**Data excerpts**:

────

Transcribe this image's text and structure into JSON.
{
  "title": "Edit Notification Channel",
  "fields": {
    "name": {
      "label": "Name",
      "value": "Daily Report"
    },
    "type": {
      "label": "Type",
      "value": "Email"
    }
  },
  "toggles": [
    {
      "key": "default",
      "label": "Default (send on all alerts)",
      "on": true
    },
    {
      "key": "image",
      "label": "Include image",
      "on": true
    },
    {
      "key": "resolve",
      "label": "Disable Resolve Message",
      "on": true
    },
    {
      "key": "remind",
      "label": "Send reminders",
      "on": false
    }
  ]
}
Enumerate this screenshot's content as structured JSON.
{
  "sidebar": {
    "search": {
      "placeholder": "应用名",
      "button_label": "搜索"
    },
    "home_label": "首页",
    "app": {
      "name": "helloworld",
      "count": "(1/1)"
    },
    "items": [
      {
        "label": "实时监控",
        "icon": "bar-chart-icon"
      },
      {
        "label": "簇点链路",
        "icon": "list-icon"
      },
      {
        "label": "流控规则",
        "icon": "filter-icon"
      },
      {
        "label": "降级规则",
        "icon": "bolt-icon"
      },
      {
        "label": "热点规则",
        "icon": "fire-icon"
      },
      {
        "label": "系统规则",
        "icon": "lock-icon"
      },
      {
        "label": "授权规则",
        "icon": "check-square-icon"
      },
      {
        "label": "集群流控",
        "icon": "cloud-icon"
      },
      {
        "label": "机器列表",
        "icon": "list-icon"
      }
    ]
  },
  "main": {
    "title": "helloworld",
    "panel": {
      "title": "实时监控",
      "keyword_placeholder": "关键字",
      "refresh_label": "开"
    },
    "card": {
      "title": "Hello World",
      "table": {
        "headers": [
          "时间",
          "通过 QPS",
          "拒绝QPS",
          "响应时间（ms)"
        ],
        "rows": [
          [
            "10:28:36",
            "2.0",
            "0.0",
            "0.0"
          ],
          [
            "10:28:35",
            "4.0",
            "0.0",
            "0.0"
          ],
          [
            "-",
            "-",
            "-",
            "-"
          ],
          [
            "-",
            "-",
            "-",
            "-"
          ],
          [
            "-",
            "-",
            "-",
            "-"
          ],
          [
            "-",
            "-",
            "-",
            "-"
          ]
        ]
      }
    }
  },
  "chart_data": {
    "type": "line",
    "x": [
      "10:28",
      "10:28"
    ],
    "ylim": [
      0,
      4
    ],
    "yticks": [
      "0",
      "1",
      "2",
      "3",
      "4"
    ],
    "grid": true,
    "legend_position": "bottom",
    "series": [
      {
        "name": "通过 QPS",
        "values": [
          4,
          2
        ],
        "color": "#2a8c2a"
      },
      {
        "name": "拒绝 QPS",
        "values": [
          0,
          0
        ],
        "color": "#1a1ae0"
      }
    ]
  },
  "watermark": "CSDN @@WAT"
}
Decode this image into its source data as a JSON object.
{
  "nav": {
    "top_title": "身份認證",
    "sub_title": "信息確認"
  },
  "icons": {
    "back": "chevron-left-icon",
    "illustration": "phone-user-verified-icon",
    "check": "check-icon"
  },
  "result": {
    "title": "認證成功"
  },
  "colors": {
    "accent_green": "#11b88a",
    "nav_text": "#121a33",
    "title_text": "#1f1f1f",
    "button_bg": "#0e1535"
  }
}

────

**What the task requires**:
Quote the whole listing above, leaving nothing out.

**Written answer**:
Transcribe this image's text and structure into JSON.
{
  "title": "Edit Notification Channel",
  "fields": {
    "name": {
      "label": "Name",
      "value": "Daily Report"
    },
    "type": {
      "label": "Type",
      "value": "Email"
    }
  },
  "toggles": [
    {
      "key": "default",
      "label": "Default (send on all alerts)",
      "on": true
    },
    {
      "key": "image",
      "label": "Include image",
      "on": true
    },
    {
      "key": "resolve",
      "label": "Disable Resolve Message",
      "on": true
    },
    {
      "key": "remind",
      "label": "Send reminders",
      "on": false
    }
  ]
}
Enumerate this screenshot's content as structured JSON.
{
  "sidebar": {
    "search": {
      "placeholder": "应用名",
      "button_label": "搜索"
    },
    "home_label": "首页",
    "app": {
      "name": "helloworld",
      "count": "(1/1)"
    },
    "items": [
      {
        "label": "实时监控",
        "icon": "bar-chart-icon"
      },
      {
        "label": "簇点链路",
        "icon": "list-icon"
      },
      {
        "label": "流控规则",
        "icon": "filter-icon"
      },
      {
        "label": "降级规则",
        "icon": "bolt-icon"
      },
      {
        "label": "热点规则",
        "icon": "fire-icon"
      },
      {
        "label": "系统规则",
        "icon": "lock-icon"
      },
      {
        "label": "授权规则",
        "icon": "check-square-icon"
      },
      {
        "label": "集群流控",
        "icon": "cloud-icon"
      },
      {
        "label": "机器列表",
        "icon": "list-icon"
      }
    ]
  },
  "main": {
    "title": "helloworld",
    "panel": {
      "title": "实时监控",
      "keyword_placeholder": "关键字",
      "refresh_label": "开"
    },
    "card": {
      "title": "Hello World",
      "table": {
        "headers": [
          "时间",
          "通过 QPS",
          "拒绝QPS",
          "响应时间（ms)"
        ],
        "rows": [
          [
            "10:28:36",
            "2.0",
            "0.0",
            "0.0"
          ],
          [
            "10:28:35",
            "4.0",
            "0.0",
            "0.0"
          ],
          [
            "-",
            "-",
            "-",
            "-"
          ],
          [
            "-",
            "-",
            "-",
            "-"
          ],
          [
            "-",
            "-",
            "-",
            "-"
          ],
          [
            "-",
            "-",
            "-",
            "-"
          ]
        ]
      }
    }
  },
  "chart_data": {
    "type": "line",
    "x": [
      "10:28",
      "10:28"
    ],
    "ylim": [
      0,
      4
    ],
    "yticks": [
      "0",
      "1",
      "2",
      "3",
      "4"
    ],
    "grid": true,
    "legend_position": "bottom",
    "series": [
      {
        "name": "通过 QPS",
        "values": [
          4,
          2
        ],
        "color": "#2a8c2a"
      },
      {
        "name": "拒绝 QPS",
        "values": [
          0,
          0
        ],
        "color": "#1a1ae0"
      }
    ]
  },
  "watermark": "CSDN @@WAT"
}
Decode this image into its source data as a JSON object.
{
  "nav": {
    "top_title": "身份認證",
    "sub_title": "信息確認"
  },
  "icons": {
    "back": "chevron-left-icon",
    "illustration": "phone-user-verified-icon",
    "check": "check-icon"
  },
  "result": {
    "title": "認證成功"
  },
  "colors": {
    "accent_green": "#11b88a",
    "nav_text": "#121a33",
    "title_text": "#1f1f1f",
    "button_bg": "#0e1535"
  }
}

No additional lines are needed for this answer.